— Challenge —
Determine how many lines below hold the string "ekonomiskt". Reply with the number alone.

Saved data entries
┌──

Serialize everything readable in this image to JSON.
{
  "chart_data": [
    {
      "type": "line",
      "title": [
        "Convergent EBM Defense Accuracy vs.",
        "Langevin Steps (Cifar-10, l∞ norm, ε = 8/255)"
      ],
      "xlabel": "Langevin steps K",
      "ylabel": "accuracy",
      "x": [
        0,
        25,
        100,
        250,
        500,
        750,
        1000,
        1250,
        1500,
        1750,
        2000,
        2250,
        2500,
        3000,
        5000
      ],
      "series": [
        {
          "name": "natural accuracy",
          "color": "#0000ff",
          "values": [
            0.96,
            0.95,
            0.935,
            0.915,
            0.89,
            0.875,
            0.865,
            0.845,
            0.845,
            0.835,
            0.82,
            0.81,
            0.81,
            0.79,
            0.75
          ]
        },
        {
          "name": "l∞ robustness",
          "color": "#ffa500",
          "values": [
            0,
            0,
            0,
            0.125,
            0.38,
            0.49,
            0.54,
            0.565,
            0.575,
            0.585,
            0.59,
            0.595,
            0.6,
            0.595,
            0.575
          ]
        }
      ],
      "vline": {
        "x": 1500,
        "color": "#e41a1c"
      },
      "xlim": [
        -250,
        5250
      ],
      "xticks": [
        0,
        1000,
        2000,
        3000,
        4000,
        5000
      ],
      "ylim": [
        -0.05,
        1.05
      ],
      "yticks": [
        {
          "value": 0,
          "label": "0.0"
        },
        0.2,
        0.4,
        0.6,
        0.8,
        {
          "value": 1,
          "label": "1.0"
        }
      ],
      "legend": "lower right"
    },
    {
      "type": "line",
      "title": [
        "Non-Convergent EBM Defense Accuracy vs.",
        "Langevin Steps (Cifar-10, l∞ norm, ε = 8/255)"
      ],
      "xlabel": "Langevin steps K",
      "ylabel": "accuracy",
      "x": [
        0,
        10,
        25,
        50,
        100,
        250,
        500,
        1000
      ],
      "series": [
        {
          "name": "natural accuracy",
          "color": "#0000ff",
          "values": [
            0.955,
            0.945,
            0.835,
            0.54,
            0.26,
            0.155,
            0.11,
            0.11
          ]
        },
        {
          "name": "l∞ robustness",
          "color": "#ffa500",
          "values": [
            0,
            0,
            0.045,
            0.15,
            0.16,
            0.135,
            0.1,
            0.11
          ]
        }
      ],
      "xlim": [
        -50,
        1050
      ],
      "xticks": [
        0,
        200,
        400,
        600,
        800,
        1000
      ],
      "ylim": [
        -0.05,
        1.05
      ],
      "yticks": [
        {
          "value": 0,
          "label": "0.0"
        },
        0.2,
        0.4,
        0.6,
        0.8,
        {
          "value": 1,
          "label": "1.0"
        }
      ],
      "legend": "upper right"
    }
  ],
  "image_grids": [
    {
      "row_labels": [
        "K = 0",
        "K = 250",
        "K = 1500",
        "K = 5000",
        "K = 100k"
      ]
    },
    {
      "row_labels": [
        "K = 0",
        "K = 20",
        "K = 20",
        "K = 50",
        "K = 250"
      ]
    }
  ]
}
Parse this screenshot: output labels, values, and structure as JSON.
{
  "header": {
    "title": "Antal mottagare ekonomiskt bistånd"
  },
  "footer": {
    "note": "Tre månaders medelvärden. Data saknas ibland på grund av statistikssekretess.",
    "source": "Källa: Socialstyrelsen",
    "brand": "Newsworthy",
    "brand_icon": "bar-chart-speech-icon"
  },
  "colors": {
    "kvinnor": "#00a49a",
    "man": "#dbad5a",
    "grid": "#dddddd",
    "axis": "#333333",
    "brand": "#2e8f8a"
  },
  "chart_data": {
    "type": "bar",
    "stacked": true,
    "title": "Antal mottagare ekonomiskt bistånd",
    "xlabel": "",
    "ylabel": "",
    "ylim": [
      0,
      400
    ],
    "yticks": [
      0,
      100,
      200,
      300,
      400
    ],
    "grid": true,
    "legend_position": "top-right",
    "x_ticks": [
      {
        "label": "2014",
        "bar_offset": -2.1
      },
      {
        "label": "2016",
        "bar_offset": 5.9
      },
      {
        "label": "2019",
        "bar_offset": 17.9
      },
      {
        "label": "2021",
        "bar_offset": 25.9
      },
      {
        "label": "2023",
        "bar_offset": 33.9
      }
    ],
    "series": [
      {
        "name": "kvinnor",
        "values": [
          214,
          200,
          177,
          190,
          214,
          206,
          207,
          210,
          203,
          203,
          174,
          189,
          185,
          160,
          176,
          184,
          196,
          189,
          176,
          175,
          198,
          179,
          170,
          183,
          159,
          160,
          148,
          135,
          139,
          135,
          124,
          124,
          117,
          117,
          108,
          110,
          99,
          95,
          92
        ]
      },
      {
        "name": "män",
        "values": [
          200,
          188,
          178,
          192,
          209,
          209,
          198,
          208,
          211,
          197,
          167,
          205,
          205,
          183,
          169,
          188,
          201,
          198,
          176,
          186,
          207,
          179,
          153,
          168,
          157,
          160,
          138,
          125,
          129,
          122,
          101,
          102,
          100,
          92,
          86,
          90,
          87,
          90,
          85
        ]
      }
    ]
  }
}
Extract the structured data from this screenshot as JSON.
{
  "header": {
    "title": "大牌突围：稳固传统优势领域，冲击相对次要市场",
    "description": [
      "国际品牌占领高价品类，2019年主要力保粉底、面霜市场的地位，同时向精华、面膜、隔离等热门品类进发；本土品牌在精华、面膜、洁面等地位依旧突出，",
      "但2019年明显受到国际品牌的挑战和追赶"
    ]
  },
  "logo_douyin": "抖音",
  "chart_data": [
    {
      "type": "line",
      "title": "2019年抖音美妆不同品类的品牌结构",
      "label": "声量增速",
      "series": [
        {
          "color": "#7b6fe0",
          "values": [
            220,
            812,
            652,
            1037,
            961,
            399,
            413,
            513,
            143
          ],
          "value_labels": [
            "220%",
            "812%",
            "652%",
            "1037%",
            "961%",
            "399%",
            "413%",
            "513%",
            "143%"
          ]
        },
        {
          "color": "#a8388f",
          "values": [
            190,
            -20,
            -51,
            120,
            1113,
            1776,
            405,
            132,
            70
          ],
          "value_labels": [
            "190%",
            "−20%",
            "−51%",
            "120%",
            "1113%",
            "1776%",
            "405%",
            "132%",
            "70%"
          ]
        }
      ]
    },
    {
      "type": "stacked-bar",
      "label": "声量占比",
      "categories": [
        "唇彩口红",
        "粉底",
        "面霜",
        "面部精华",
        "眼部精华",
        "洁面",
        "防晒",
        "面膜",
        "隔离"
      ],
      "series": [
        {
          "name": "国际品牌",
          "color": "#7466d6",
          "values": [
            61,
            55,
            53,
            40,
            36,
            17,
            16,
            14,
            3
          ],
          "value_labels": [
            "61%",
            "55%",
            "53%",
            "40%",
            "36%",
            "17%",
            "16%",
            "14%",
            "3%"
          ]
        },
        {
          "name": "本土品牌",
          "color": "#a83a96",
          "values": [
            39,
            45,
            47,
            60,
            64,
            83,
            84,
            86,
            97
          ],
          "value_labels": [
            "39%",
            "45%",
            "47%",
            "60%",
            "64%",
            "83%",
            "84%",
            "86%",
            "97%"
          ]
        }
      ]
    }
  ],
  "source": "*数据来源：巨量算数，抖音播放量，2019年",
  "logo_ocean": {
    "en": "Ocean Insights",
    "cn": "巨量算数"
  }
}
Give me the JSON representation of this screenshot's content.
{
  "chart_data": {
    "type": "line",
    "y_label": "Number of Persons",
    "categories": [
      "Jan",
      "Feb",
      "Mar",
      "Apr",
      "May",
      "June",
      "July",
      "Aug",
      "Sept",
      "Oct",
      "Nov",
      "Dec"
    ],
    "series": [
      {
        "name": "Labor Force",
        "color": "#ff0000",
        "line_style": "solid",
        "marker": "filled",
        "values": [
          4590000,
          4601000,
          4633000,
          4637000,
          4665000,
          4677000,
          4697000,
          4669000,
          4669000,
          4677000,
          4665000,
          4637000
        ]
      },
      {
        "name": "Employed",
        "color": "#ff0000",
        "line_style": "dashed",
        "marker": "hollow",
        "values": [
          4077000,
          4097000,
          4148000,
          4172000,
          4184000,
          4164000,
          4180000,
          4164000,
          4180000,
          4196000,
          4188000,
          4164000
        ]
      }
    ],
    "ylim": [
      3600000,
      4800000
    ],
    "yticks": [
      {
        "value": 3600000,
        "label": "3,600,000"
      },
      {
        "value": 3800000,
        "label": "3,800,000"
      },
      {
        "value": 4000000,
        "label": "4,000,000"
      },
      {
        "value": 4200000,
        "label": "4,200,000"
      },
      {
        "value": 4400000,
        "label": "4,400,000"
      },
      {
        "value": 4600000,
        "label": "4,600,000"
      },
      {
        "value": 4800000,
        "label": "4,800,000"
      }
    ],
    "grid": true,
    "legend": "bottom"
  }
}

└──

— Answer to this task —
2